▶ **Written task**: Quote, without change, all of the lines that follow.

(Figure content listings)
'''
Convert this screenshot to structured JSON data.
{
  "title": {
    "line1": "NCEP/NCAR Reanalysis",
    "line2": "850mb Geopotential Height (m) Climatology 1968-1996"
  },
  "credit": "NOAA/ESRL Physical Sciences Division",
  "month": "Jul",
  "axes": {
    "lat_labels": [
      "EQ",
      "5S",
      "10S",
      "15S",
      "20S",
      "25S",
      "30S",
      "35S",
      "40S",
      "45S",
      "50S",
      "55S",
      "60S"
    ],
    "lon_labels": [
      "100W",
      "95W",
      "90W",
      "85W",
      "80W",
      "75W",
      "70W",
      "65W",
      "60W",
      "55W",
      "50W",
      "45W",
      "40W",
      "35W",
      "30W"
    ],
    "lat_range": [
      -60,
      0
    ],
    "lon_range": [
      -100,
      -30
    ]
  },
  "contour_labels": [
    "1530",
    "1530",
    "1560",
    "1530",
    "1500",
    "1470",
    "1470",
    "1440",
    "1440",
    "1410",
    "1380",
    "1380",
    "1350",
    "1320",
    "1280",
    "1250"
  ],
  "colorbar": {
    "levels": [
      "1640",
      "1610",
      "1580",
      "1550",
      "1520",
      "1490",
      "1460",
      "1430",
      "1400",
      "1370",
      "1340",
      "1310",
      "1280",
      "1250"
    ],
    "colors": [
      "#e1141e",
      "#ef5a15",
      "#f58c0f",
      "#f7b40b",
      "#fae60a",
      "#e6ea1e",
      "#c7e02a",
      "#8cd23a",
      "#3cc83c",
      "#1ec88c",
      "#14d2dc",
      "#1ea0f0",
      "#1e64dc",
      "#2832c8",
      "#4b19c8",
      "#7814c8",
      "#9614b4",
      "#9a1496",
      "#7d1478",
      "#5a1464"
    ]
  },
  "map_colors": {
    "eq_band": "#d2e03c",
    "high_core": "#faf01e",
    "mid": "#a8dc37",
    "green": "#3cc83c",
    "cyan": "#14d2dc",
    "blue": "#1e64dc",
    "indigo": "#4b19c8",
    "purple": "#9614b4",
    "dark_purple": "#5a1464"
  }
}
'''
▶ **Task answer**:
Convert this screenshot to structured JSON data.
{
  "title": {
    "line1": "NCEP/NCAR Reanalysis",
    "line2": "850mb Geopotential Height (m) Climatology 1968-1996"
  },
  "credit": "NOAA/ESRL Physical Sciences Division",
  "month": "Jul",
  "axes": {
    "lat_labels": [
      "EQ",
      "5S",
      "10S",
      "15S",
      "20S",
      "25S",
      "30S",
      "35S",
      "40S",
      "45S",
      "50S",
      "55S",
      "60S"
    ],
    "lon_labels": [
      "100W",
      "95W",
      "90W",
      "85W",
      "80W",
      "75W",
      "70W",
      "65W",
      "60W",
      "55W",
      "50W",
      "45W",
      "40W",
      "35W",
      "30W"
    ],
    "lat_range": [
      -60,
      0
    ],
    "lon_range": [
      -100,
      -30
    ]
  },
  "contour_labels": [
    "1530",
    "1530",
    "1560",
    "1530",
    "1500",
    "1470",
    "1470",
    "1440",
    "1440",
    "1410",
    "1380",
    "1380",
    "1350",
    "1320",
    "1280",
    "1250"
  ],
  "colorbar": {
    "levels": [
      "1640",
      "1610",
      "1580",
      "1550",
      "1520",
      "1490",
      "1460",
      "1430",
      "1400",
      "1370",
      "1340",
      "1310",
      "1280",
      "1250"
    ],
    "colors": [
      "#e1141e",
      "#ef5a15",
      "#f58c0f",
      "#f7b40b",
      "#fae60a",
      "#e6ea1e",
      "#c7e02a",
      "#8cd23a",
      "#3cc83c",
      "#1ec88c",
      "#14d2dc",
      "#1ea0f0",
      "#1e64dc",
      "#2832c8",
      "#4b19c8",
      "#7814c8",
      "#9614b4",
      "#9a1496",
      "#7d1478",
      "#5a1464"
    ]
  },
  "map_colors": {
    "eq_band": "#d2e03c",
    "high_core": "#faf01e",
    "mid": "#a8dc37",
    "green": "#3cc83c",
    "cyan": "#14d2dc",
    "blue": "#1e64dc",
    "indigo": "#4b19c8",
    "purple": "#9614b4",
    "dark_purple": "#5a1464"
  }
}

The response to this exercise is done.